** BEGIN **

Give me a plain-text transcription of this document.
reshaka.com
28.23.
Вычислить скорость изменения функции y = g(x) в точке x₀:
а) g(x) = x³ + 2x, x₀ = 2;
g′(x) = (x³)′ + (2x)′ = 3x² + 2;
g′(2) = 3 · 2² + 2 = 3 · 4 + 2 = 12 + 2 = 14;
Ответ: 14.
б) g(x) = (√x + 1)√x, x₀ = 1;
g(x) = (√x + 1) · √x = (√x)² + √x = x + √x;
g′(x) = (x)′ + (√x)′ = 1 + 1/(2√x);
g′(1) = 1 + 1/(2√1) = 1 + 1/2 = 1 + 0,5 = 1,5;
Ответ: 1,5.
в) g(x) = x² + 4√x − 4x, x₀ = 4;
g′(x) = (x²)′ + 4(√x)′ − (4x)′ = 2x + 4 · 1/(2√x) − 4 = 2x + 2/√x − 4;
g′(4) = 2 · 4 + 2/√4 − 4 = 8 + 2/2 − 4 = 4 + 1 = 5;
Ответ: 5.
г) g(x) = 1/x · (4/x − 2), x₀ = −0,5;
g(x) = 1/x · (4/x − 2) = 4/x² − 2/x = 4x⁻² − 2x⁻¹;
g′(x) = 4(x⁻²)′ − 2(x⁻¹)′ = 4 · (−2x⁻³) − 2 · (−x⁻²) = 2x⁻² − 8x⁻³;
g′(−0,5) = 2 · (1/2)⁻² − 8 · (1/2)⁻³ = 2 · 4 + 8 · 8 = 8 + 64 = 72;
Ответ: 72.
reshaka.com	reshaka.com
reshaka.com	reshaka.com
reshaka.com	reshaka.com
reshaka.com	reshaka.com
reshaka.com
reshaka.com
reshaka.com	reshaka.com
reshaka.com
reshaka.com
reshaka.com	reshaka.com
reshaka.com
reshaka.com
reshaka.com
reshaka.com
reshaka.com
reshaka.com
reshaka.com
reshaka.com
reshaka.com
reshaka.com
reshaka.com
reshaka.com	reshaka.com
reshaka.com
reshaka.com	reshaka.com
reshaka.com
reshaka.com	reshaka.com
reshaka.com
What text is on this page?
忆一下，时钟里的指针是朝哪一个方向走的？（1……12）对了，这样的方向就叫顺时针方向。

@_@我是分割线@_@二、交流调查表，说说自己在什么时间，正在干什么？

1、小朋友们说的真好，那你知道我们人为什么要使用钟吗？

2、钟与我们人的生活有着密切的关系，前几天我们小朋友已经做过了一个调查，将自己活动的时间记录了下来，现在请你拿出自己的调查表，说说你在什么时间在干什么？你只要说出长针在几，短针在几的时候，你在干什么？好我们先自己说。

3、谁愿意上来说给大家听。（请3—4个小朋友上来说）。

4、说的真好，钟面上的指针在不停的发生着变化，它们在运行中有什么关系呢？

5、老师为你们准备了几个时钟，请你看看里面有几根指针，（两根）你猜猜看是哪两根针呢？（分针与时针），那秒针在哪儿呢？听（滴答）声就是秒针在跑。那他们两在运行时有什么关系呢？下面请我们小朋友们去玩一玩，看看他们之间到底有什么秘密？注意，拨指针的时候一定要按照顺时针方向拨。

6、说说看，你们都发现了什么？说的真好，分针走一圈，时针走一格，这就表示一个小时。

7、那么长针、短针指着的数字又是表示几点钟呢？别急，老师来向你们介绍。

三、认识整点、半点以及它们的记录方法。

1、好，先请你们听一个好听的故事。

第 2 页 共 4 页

** END **

Check each line of these records for the string "this" and state only how many lines have it.

2